Reproduce the listing verbatim.
━━━━━ Provided records
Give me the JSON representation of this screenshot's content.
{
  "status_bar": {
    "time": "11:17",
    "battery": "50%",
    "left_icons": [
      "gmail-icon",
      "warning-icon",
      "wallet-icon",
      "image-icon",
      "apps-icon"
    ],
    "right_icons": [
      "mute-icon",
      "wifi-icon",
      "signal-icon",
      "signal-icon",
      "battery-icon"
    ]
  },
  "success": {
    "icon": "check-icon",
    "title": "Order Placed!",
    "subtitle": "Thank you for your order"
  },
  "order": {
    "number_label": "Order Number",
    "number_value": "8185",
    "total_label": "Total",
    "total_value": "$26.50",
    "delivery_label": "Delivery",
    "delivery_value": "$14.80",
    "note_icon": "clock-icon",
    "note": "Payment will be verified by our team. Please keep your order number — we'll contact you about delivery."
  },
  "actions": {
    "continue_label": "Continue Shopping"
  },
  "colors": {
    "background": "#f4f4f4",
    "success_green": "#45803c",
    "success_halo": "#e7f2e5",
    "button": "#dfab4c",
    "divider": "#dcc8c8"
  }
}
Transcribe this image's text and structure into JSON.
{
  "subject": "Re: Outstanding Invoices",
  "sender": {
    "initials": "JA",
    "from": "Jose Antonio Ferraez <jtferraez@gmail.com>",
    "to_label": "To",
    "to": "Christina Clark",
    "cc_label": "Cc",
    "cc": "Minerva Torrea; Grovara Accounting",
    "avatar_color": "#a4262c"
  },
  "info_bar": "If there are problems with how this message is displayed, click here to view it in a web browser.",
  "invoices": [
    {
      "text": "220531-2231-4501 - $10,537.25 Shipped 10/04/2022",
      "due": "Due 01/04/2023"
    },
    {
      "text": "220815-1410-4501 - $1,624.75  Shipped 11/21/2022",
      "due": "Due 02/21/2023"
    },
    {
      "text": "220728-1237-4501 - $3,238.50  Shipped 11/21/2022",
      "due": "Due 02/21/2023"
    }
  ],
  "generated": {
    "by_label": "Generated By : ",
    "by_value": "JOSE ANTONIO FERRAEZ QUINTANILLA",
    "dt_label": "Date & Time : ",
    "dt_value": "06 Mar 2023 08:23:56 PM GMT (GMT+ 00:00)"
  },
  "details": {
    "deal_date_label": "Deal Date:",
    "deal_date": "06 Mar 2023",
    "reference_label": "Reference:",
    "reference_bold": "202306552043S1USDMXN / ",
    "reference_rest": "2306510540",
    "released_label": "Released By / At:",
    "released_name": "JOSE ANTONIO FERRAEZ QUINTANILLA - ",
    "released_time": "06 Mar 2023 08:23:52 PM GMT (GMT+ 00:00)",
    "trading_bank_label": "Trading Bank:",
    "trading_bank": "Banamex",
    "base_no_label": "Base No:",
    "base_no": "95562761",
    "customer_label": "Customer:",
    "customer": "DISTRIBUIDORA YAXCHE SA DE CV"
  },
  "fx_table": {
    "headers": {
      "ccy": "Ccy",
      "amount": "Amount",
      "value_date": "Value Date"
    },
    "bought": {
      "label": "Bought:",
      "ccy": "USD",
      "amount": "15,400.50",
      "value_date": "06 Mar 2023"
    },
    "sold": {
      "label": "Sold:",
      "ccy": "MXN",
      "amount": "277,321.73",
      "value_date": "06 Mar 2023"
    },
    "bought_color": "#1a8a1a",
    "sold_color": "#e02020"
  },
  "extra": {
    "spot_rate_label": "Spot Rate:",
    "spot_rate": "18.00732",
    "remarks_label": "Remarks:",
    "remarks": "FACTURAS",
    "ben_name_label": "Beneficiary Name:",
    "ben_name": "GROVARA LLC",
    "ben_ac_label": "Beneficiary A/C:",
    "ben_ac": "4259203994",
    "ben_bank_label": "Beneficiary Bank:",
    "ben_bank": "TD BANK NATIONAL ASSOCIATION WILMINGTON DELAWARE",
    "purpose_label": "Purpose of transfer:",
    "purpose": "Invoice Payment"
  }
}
━━━━━━━━━━
● Final answer:
Give me the JSON representation of this screenshot's content.
{
  "status_bar": {
    "time": "11:17",
    "battery": "50%",
    "left_icons": [
      "gmail-icon",
      "warning-icon",
      "wallet-icon",
      "image-icon",
      "apps-icon"
    ],
    "right_icons": [
      "mute-icon",
      "wifi-icon",
      "signal-icon",
      "signal-icon",
      "battery-icon"
    ]
  },
  "success": {
    "icon": "check-icon",
    "title": "Order Placed!",
    "subtitle": "Thank you for your order"
  },
  "order": {
    "number_label": "Order Number",
    "number_value": "8185",
    "total_label": "Total",
    "total_value": "$26.50",
    "delivery_label": "Delivery",
    "delivery_value": "$14.80",
    "note_icon": "clock-icon",
    "note": "Payment will be verified by our team. Please keep your order number — we'll contact you about delivery."
  },
  "actions": {
    "continue_label": "Continue Shopping"
  },
  "colors": {
    "background": "#f4f4f4",
    "success_green": "#45803c",
    "success_halo": "#e7f2e5",
    "button": "#dfab4c",
    "divider": "#dcc8c8"
  }
}
Transcribe this image's text and structure into JSON.
{
  "subject": "Re: Outstanding Invoices",
  "sender": {
    "initials": "JA",
    "from": "Jose Antonio Ferraez <jtferraez@gmail.com>",
    "to_label": "To",
    "to": "Christina Clark",
    "cc_label": "Cc",
    "cc": "Minerva Torrea; Grovara Accounting",
    "avatar_color": "#a4262c"
  },
  "info_bar": "If there are problems with how this message is displayed, click here to view it in a web browser.",
  "invoices": [
    {
      "text": "220531-2231-4501 - $10,537.25 Shipped 10/04/2022",
      "due": "Due 01/04/2023"
    },
    {
      "text": "220815-1410-4501 - $1,624.75  Shipped 11/21/2022",
      "due": "Due 02/21/2023"
    },
    {
      "text": "220728-1237-4501 - $3,238.50  Shipped 11/21/2022",
      "due": "Due 02/21/2023"
    }
  ],
  "generated": {
    "by_label": "Generated By : ",
    "by_value": "JOSE ANTONIO FERRAEZ QUINTANILLA",
    "dt_label": "Date & Time : ",
    "dt_value": "06 Mar 2023 08:23:56 PM GMT (GMT+ 00:00)"
  },
  "details": {
    "deal_date_label": "Deal Date:",
    "deal_date": "06 Mar 2023",
    "reference_label": "Reference:",
    "reference_bold": "202306552043S1USDMXN / ",
    "reference_rest": "2306510540",
    "released_label": "Released By / At:",
    "released_name": "JOSE ANTONIO FERRAEZ QUINTANILLA - ",
    "released_time": "06 Mar 2023 08:23:52 PM GMT (GMT+ 00:00)",
    "trading_bank_label": "Trading Bank:",
    "trading_bank": "Banamex",
    "base_no_label": "Base No:",
    "base_no": "95562761",
    "customer_label": "Customer:",
    "customer": "DISTRIBUIDORA YAXCHE SA DE CV"
  },
  "fx_table": {
    "headers": {
      "ccy": "Ccy",
      "amount": "Amount",
      "value_date": "Value Date"
    },
    "bought": {
      "label": "Bought:",
      "ccy": "USD",
      "amount": "15,400.50",
      "value_date": "06 Mar 2023"
    },
    "sold": {
      "label": "Sold:",
      "ccy": "MXN",
      "amount": "277,321.73",
      "value_date": "06 Mar 2023"
    },
    "bought_color": "#1a8a1a",
    "sold_color": "#e02020"
  },
  "extra": {
    "spot_rate_label": "Spot Rate:",
    "spot_rate": "18.00732",
    "remarks_label": "Remarks:",
    "remarks": "FACTURAS",
    "ben_name_label": "Beneficiary Name:",
    "ben_name": "GROVARA LLC",
    "ben_ac_label": "Beneficiary A/C:",
    "ben_ac": "4259203994",
    "ben_bank_label": "Beneficiary Bank:",
    "ben_bank": "TD BANK NATIONAL ASSOCIATION WILMINGTON DELAWARE",
    "purpose_label": "Purpose of transfer:",
    "purpose": "Invoice Payment"
  }
}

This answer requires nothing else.